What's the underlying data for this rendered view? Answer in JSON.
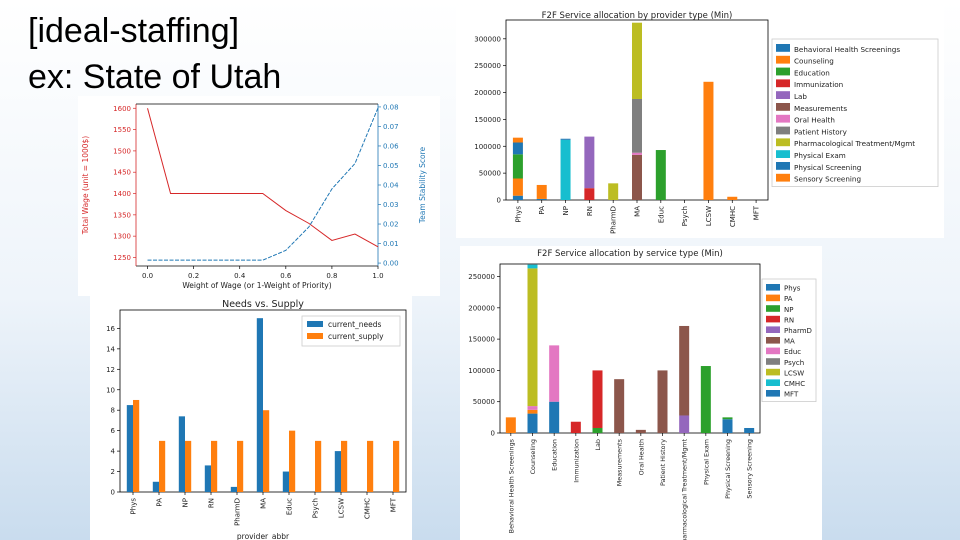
{
  "slide": {
    "title_line1": "[ideal-staffing]",
    "title_line2": "ex: State of Utah"
  },
  "chart_data": [
    {
      "type": "line",
      "title": "",
      "xlabel": "Weight of Wage (or 1-Weight of Priority)",
      "ylabel": "Total Wage (unit = 1000$)",
      "y2label": "Team Stability Score",
      "xticks": [
        "0.0",
        "0.2",
        "0.4",
        "0.6",
        "0.8",
        "1.0"
      ],
      "yticks": [
        "1250",
        "1300",
        "1350",
        "1400",
        "1450",
        "1500",
        "1550",
        "1600"
      ],
      "y2ticks": [
        "0.00",
        "0.01",
        "0.02",
        "0.03",
        "0.04",
        "0.05",
        "0.06",
        "0.07",
        "0.08"
      ],
      "xlim": [
        -0.05,
        1.0
      ],
      "ylim": [
        1230,
        1610
      ],
      "y2lim": [
        -0.0015,
        0.0815
      ],
      "colors": {
        "wage": "#d62728",
        "stability": "#1f77b4"
      },
      "series": [
        {
          "axis": "left",
          "x": [
            0,
            0.1,
            0.2,
            0.3,
            0.4,
            0.5,
            0.6,
            0.7,
            0.8,
            0.9,
            1.0
          ],
          "y": [
            1600,
            1400,
            1400,
            1400,
            1400,
            1400,
            1360,
            1330,
            1290,
            1305,
            1275
          ]
        },
        {
          "axis": "right",
          "x": [
            0,
            0.1,
            0.2,
            0.3,
            0.4,
            0.5,
            0.6,
            0.7,
            0.8,
            0.9,
            1.0
          ],
          "y": [
            0.0015,
            0.0015,
            0.0015,
            0.0015,
            0.0015,
            0.0015,
            0.0065,
            0.0185,
            0.038,
            0.051,
            0.0795
          ]
        }
      ]
    },
    {
      "type": "bar",
      "title": "F2F Service allocation by provider type (Min)",
      "xlabel": "",
      "ylabel": "",
      "ylim": [
        0,
        335000
      ],
      "yticks": [
        0,
        50000,
        100000,
        150000,
        200000,
        250000,
        300000
      ],
      "categories": [
        "Phys",
        "PA",
        "NP",
        "RN",
        "PharmD",
        "MA",
        "Educ",
        "Psych",
        "LCSW",
        "CMHC",
        "MFT"
      ],
      "legend": "right",
      "series": [
        {
          "name": "Behavioral Health Screenings",
          "color": "#1f77b4",
          "values": [
            8000,
            2000,
            0,
            0,
            0,
            0,
            0,
            0,
            0,
            0,
            0
          ]
        },
        {
          "name": "Counseling",
          "color": "#ff7f0e",
          "values": [
            32000,
            26000,
            0,
            0,
            0,
            0,
            0,
            0,
            220000,
            6000,
            0
          ]
        },
        {
          "name": "Education",
          "color": "#2ca02c",
          "values": [
            45000,
            0,
            0,
            0,
            0,
            0,
            93000,
            0,
            0,
            0,
            0
          ]
        },
        {
          "name": "Immunization",
          "color": "#d62728",
          "values": [
            0,
            0,
            0,
            22000,
            0,
            0,
            0,
            0,
            0,
            0,
            0
          ]
        },
        {
          "name": "Lab",
          "color": "#9467bd",
          "values": [
            0,
            0,
            0,
            96000,
            0,
            0,
            0,
            0,
            0,
            0,
            0
          ]
        },
        {
          "name": "Measurements",
          "color": "#8c564b",
          "values": [
            0,
            0,
            0,
            0,
            0,
            84000,
            0,
            0,
            0,
            0,
            0
          ]
        },
        {
          "name": "Oral Health",
          "color": "#e377c2",
          "values": [
            0,
            0,
            0,
            0,
            0,
            4000,
            0,
            0,
            0,
            0,
            0
          ]
        },
        {
          "name": "Patient History",
          "color": "#7f7f7f",
          "values": [
            0,
            0,
            0,
            0,
            0,
            100000,
            0,
            0,
            0,
            0,
            0
          ]
        },
        {
          "name": "Pharmacological Treatment/Mgmt",
          "color": "#bcbd22",
          "values": [
            0,
            0,
            0,
            0,
            31000,
            142000,
            0,
            0,
            0,
            0,
            0
          ]
        },
        {
          "name": "Physical Exam",
          "color": "#17becf",
          "values": [
            0,
            0,
            112000,
            0,
            0,
            0,
            0,
            0,
            0,
            0,
            0
          ]
        },
        {
          "name": "Physical Screening",
          "color": "#1f77b4",
          "values": [
            22000,
            0,
            2000,
            0,
            0,
            0,
            0,
            0,
            0,
            0,
            0
          ]
        },
        {
          "name": "Sensory Screening",
          "color": "#ff7f0e",
          "values": [
            9000,
            0,
            0,
            0,
            0,
            0,
            0,
            0,
            0,
            0,
            0
          ]
        }
      ]
    },
    {
      "type": "bar",
      "title": "Needs vs. Supply",
      "xlabel": "provider_abbr",
      "ylabel": "",
      "ylim": [
        0,
        17.8
      ],
      "yticks": [
        0,
        2,
        4,
        6,
        8,
        10,
        12,
        14,
        16
      ],
      "categories": [
        "Phys",
        "PA",
        "NP",
        "RN",
        "PharmD",
        "MA",
        "Educ",
        "Psych",
        "LCSW",
        "CMHC",
        "MFT"
      ],
      "legend": "top-right",
      "series": [
        {
          "name": "current_needs",
          "color": "#1f77b4",
          "values": [
            8.5,
            1,
            7.4,
            2.6,
            0.5,
            17,
            2,
            0,
            4,
            0,
            0
          ]
        },
        {
          "name": "current_supply",
          "color": "#ff7f0e",
          "values": [
            9,
            5,
            5,
            5,
            5,
            8,
            6,
            5,
            5,
            5,
            5
          ]
        }
      ]
    },
    {
      "type": "bar",
      "title": "F2F Service allocation by service type (Min)",
      "xlabel": "",
      "ylabel": "",
      "ylim": [
        0,
        270000
      ],
      "yticks": [
        0,
        50000,
        100000,
        150000,
        200000,
        250000
      ],
      "categories": [
        "Behavioral Health Screenings",
        "Counseling",
        "Education",
        "Immunization",
        "Lab",
        "Measurements",
        "Oral Health",
        "Patient History",
        "Pharmacological Treatment/Mgmt",
        "Physical Exam",
        "Physical Screening",
        "Sensory Screening"
      ],
      "legend": "right",
      "series": [
        {
          "name": "Phys",
          "color": "#1f77b4",
          "values": [
            0,
            31000,
            50000,
            0,
            0,
            0,
            0,
            0,
            0,
            0,
            22000,
            8000
          ]
        },
        {
          "name": "PA",
          "color": "#ff7f0e",
          "values": [
            25000,
            6000,
            0,
            0,
            0,
            0,
            0,
            0,
            0,
            0,
            0,
            0
          ]
        },
        {
          "name": "NP",
          "color": "#2ca02c",
          "values": [
            0,
            0,
            0,
            0,
            8000,
            0,
            0,
            0,
            0,
            107000,
            3000,
            0
          ]
        },
        {
          "name": "RN",
          "color": "#d62728",
          "values": [
            0,
            0,
            0,
            18000,
            92000,
            0,
            0,
            0,
            0,
            0,
            0,
            0
          ]
        },
        {
          "name": "PharmD",
          "color": "#9467bd",
          "values": [
            0,
            0,
            0,
            0,
            0,
            0,
            0,
            0,
            28000,
            0,
            0,
            0
          ]
        },
        {
          "name": "MA",
          "color": "#8c564b",
          "values": [
            0,
            0,
            0,
            0,
            0,
            86000,
            5000,
            100000,
            143000,
            0,
            0,
            0
          ]
        },
        {
          "name": "Educ",
          "color": "#e377c2",
          "values": [
            0,
            6000,
            90000,
            0,
            0,
            0,
            0,
            0,
            0,
            0,
            0,
            0
          ]
        },
        {
          "name": "Psych",
          "color": "#7f7f7f",
          "values": [
            0,
            0,
            0,
            0,
            0,
            0,
            0,
            0,
            0,
            0,
            0,
            0
          ]
        },
        {
          "name": "LCSW",
          "color": "#bcbd22",
          "values": [
            0,
            220000,
            0,
            0,
            0,
            0,
            0,
            0,
            0,
            0,
            0,
            0
          ]
        },
        {
          "name": "CMHC",
          "color": "#17becf",
          "values": [
            0,
            6000,
            0,
            0,
            0,
            0,
            0,
            0,
            0,
            0,
            0,
            0
          ]
        },
        {
          "name": "MFT",
          "color": "#1f77b4",
          "values": [
            0,
            0,
            0,
            0,
            0,
            0,
            0,
            0,
            0,
            0,
            0,
            0
          ]
        }
      ]
    }
  ]
}
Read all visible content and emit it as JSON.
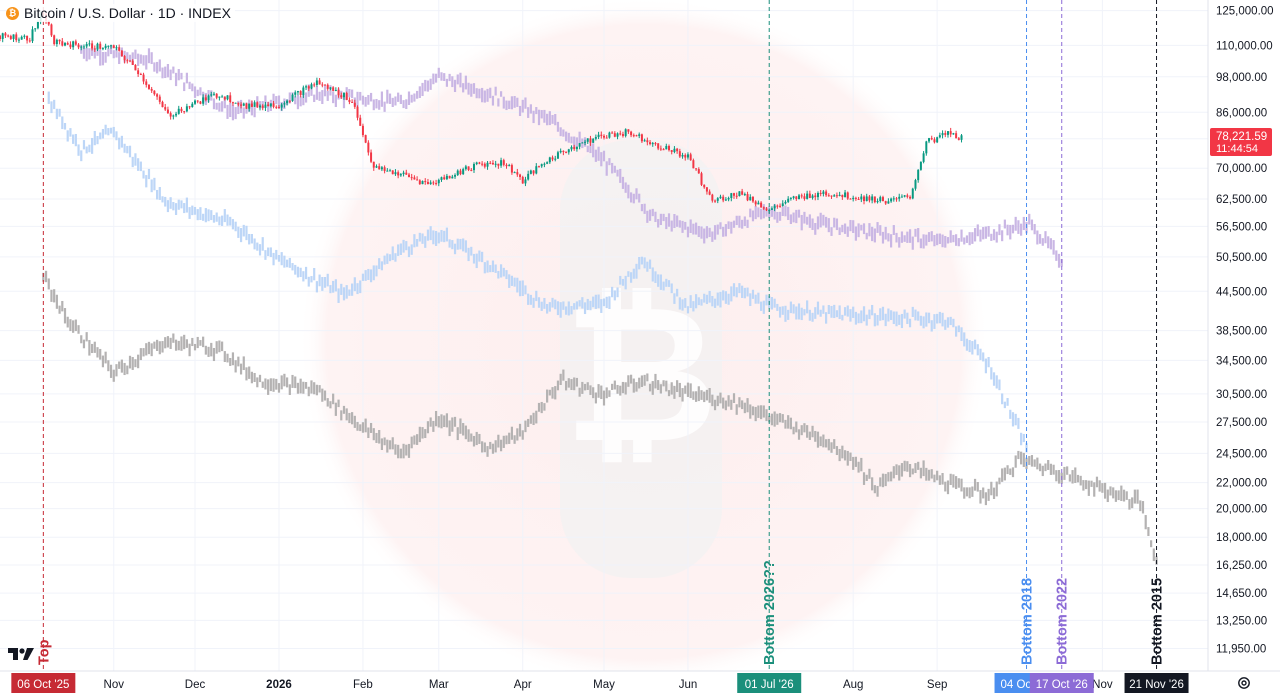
{
  "header": {
    "title": "Bitcoin / U.S. Dollar · 1D · INDEX",
    "coin_symbol": "₿"
  },
  "icons": {
    "logo": "tradingview-logo-icon",
    "settings": "gear-icon",
    "watermark": "bitcoin-watermark-icon"
  },
  "chart_data": {
    "type": "candlestick",
    "title": "Bitcoin / U.S. Dollar · 1D · INDEX",
    "y_scale": "log",
    "ylim": [
      11000,
      130000
    ],
    "y_ticks": [
      125000,
      110000,
      98000,
      86000,
      78000,
      70000,
      62500,
      56500,
      50500,
      44500,
      38500,
      34500,
      30500,
      27500,
      24500,
      22000,
      20000,
      18000,
      16250,
      14650,
      13250,
      11950
    ],
    "y_tick_labels": [
      "125,000.00",
      "110,000.00",
      "98,000.00",
      "86,000.00",
      "78,000.00",
      "70,000.00",
      "62,500.00",
      "56,500.00",
      "50,500.00",
      "44,500.00",
      "38,500.00",
      "34,500.00",
      "30,500.00",
      "27,500.00",
      "24,500.00",
      "22,000.00",
      "20,000.00",
      "18,000.00",
      "16,250.00",
      "14,650.00",
      "13,250.00",
      "11,950.00"
    ],
    "x_range": [
      "2025-09-20",
      "2026-12-10"
    ],
    "x_ticks": [
      {
        "date": "2025-11-01",
        "label": "Nov"
      },
      {
        "date": "2025-12-01",
        "label": "Dec"
      },
      {
        "date": "2026-01-01",
        "label": "2026"
      },
      {
        "date": "2026-02-01",
        "label": "Feb"
      },
      {
        "date": "2026-03-01",
        "label": "Mar"
      },
      {
        "date": "2026-04-01",
        "label": "Apr"
      },
      {
        "date": "2026-05-01",
        "label": "May"
      },
      {
        "date": "2026-06-01",
        "label": "Jun"
      },
      {
        "date": "2026-08-01",
        "label": "Aug"
      },
      {
        "date": "2026-09-01",
        "label": "Sep"
      },
      {
        "date": "2026-11-01",
        "label": "Nov"
      }
    ],
    "grid": true,
    "current_price": {
      "value": 78221.59,
      "label": "78,221.59",
      "countdown": "11:44:54",
      "color": "#f23645"
    },
    "main_series": {
      "colors": {
        "up": "#089981",
        "down": "#f23645"
      },
      "points": [
        [
          "2025-09-20",
          114000
        ],
        [
          "2025-10-01",
          113000
        ],
        [
          "2025-10-06",
          125000
        ],
        [
          "2025-10-10",
          111000
        ],
        [
          "2025-10-20",
          110000
        ],
        [
          "2025-11-01",
          109000
        ],
        [
          "2025-11-10",
          100000
        ],
        [
          "2025-11-21",
          85000
        ],
        [
          "2025-12-01",
          89000
        ],
        [
          "2025-12-10",
          92000
        ],
        [
          "2025-12-20",
          88000
        ],
        [
          "2026-01-01",
          88500
        ],
        [
          "2026-01-15",
          96000
        ],
        [
          "2026-01-28",
          90000
        ],
        [
          "2026-02-05",
          70000
        ],
        [
          "2026-02-15",
          68500
        ],
        [
          "2026-02-25",
          66000
        ],
        [
          "2026-03-05",
          68000
        ],
        [
          "2026-03-15",
          71000
        ],
        [
          "2026-03-25",
          71500
        ],
        [
          "2026-04-01",
          67000
        ],
        [
          "2026-04-10",
          72000
        ],
        [
          "2026-04-20",
          76000
        ],
        [
          "2026-05-01",
          79000
        ],
        [
          "2026-05-10",
          80000
        ],
        [
          "2026-05-20",
          76500
        ],
        [
          "2026-06-01",
          73000
        ],
        [
          "2026-06-10",
          62000
        ],
        [
          "2026-06-20",
          64000
        ],
        [
          "2026-07-01",
          60000
        ],
        [
          "2026-07-10",
          62500
        ],
        [
          "2026-07-20",
          64000
        ],
        [
          "2026-08-01",
          63000
        ],
        [
          "2026-08-15",
          62000
        ],
        [
          "2026-08-22",
          63000
        ],
        [
          "2026-08-28",
          77000
        ],
        [
          "2026-09-05",
          79500
        ],
        [
          "2026-09-10",
          78221.59
        ]
      ]
    },
    "overlays": [
      {
        "name": "",
        "color": "#c9b6e4",
        "points": [
          [
            "2025-10-20",
            108000
          ],
          [
            "2025-11-15",
            104000
          ],
          [
            "2025-12-15",
            86000
          ],
          [
            "2026-01-15",
            92000
          ],
          [
            "2026-02-15",
            89000
          ],
          [
            "2026-03-01",
            98000
          ],
          [
            "2026-03-20",
            92000
          ],
          [
            "2026-04-10",
            84000
          ],
          [
            "2026-05-01",
            72000
          ],
          [
            "2026-05-20",
            58000
          ],
          [
            "2026-06-10",
            55000
          ],
          [
            "2026-07-01",
            60000
          ],
          [
            "2026-07-20",
            57000
          ],
          [
            "2026-08-10",
            55000
          ],
          [
            "2026-09-01",
            53500
          ],
          [
            "2026-09-20",
            55000
          ],
          [
            "2026-10-05",
            57000
          ],
          [
            "2026-10-17",
            50000
          ]
        ]
      },
      {
        "name": "",
        "color": "#bdd6f7",
        "points": [
          [
            "2025-10-08",
            90000
          ],
          [
            "2025-10-20",
            75000
          ],
          [
            "2025-11-01",
            80000
          ],
          [
            "2025-11-20",
            62000
          ],
          [
            "2025-12-15",
            57000
          ],
          [
            "2026-01-01",
            50000
          ],
          [
            "2026-01-25",
            44000
          ],
          [
            "2026-02-15",
            52000
          ],
          [
            "2026-03-01",
            55000
          ],
          [
            "2026-03-20",
            49000
          ],
          [
            "2026-04-10",
            42000
          ],
          [
            "2026-05-01",
            42500
          ],
          [
            "2026-05-15",
            50000
          ],
          [
            "2026-06-01",
            42000
          ],
          [
            "2026-06-20",
            44500
          ],
          [
            "2026-07-01",
            42000
          ],
          [
            "2026-07-20",
            41000
          ],
          [
            "2026-08-15",
            40500
          ],
          [
            "2026-09-05",
            40000
          ],
          [
            "2026-09-20",
            34000
          ],
          [
            "2026-10-04",
            25000
          ]
        ]
      },
      {
        "name": "",
        "color": "#b4b2b2",
        "points": [
          [
            "2025-10-06",
            47000
          ],
          [
            "2025-10-15",
            40000
          ],
          [
            "2025-11-01",
            33000
          ],
          [
            "2025-11-20",
            37000
          ],
          [
            "2025-12-10",
            36000
          ],
          [
            "2025-12-25",
            32000
          ],
          [
            "2026-01-15",
            31000
          ],
          [
            "2026-02-01",
            27000
          ],
          [
            "2026-02-15",
            24500
          ],
          [
            "2026-03-01",
            28000
          ],
          [
            "2026-03-20",
            25000
          ],
          [
            "2026-04-01",
            26500
          ],
          [
            "2026-04-15",
            32000
          ],
          [
            "2026-05-01",
            30500
          ],
          [
            "2026-05-15",
            32000
          ],
          [
            "2026-06-01",
            30500
          ],
          [
            "2026-06-20",
            29500
          ],
          [
            "2026-07-01",
            28000
          ],
          [
            "2026-07-20",
            26000
          ],
          [
            "2026-08-01",
            24000
          ],
          [
            "2026-08-10",
            21500
          ],
          [
            "2026-08-20",
            23500
          ],
          [
            "2026-09-05",
            22000
          ],
          [
            "2026-09-20",
            21000
          ],
          [
            "2026-10-01",
            24000
          ],
          [
            "2026-10-15",
            23000
          ],
          [
            "2026-11-01",
            21500
          ],
          [
            "2026-11-15",
            20500
          ],
          [
            "2026-11-21",
            16500
          ]
        ]
      }
    ],
    "vlines": [
      {
        "date": "2025-10-06",
        "label": "Top",
        "tag": "06 Oct '25",
        "color": "#c62a34",
        "label_color": "#c62a34"
      },
      {
        "date": "2026-07-01",
        "label": "Bottom 2026??",
        "tag": "01 Jul '26",
        "color": "#1b8f7b",
        "label_color": "#1b8f7b"
      },
      {
        "date": "2026-10-04",
        "label": "Bottom 2018",
        "tag": "04 Oct '26",
        "color": "#4a8ef0",
        "label_color": "#4a8ef0"
      },
      {
        "date": "2026-10-17",
        "label": "Bottom 2022",
        "tag": "17 Oct '26",
        "color": "#8c6bd6",
        "label_color": "#8c6bd6"
      },
      {
        "date": "2026-11-21",
        "label": "Bottom 2015",
        "tag": "21 Nov '26",
        "color": "#131722",
        "label_color": "#131722"
      }
    ]
  }
}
# # # # #
[WHAT YOU HAVE TO DO]
List every line from the entries above in which "History" appears.

[FINISHED TASK]
          "name": "Patient History",
        "Patient History",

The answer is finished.